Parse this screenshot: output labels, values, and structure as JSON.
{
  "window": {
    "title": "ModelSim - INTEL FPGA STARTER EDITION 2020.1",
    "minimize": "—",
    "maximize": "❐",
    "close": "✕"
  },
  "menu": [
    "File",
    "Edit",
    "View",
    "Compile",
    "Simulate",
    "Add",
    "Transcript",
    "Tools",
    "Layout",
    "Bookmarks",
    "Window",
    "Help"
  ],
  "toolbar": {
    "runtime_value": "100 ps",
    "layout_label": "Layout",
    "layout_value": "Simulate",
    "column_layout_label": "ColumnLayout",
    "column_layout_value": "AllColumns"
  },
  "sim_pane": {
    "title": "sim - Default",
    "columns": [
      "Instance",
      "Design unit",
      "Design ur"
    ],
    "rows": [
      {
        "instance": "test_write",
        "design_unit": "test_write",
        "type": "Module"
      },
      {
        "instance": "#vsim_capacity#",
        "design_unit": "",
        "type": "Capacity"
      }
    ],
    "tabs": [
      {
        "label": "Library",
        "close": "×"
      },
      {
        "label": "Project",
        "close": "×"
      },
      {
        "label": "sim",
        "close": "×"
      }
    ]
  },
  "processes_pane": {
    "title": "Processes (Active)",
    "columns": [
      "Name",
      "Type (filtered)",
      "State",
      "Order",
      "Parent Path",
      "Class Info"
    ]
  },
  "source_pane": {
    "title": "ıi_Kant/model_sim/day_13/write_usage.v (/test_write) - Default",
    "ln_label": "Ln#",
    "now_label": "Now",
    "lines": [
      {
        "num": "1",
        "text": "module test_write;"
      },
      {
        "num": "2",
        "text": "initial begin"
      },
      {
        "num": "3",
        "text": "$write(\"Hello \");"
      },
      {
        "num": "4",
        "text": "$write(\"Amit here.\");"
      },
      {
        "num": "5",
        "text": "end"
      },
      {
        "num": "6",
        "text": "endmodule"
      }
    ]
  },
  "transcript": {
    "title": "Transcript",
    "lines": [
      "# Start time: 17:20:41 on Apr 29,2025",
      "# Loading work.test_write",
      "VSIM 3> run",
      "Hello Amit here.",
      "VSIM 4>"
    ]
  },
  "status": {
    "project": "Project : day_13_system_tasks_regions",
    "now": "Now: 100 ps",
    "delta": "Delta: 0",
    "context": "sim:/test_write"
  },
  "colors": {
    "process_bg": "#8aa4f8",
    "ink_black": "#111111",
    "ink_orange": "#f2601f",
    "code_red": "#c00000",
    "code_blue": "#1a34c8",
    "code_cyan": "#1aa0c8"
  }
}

§ §

▸ **TASK PROMPT**
Report each line in the data that holds the word "Project".

▸ **RESULT**
        "label": "Project",
    "project": "Project : day_13_system_tasks_regions",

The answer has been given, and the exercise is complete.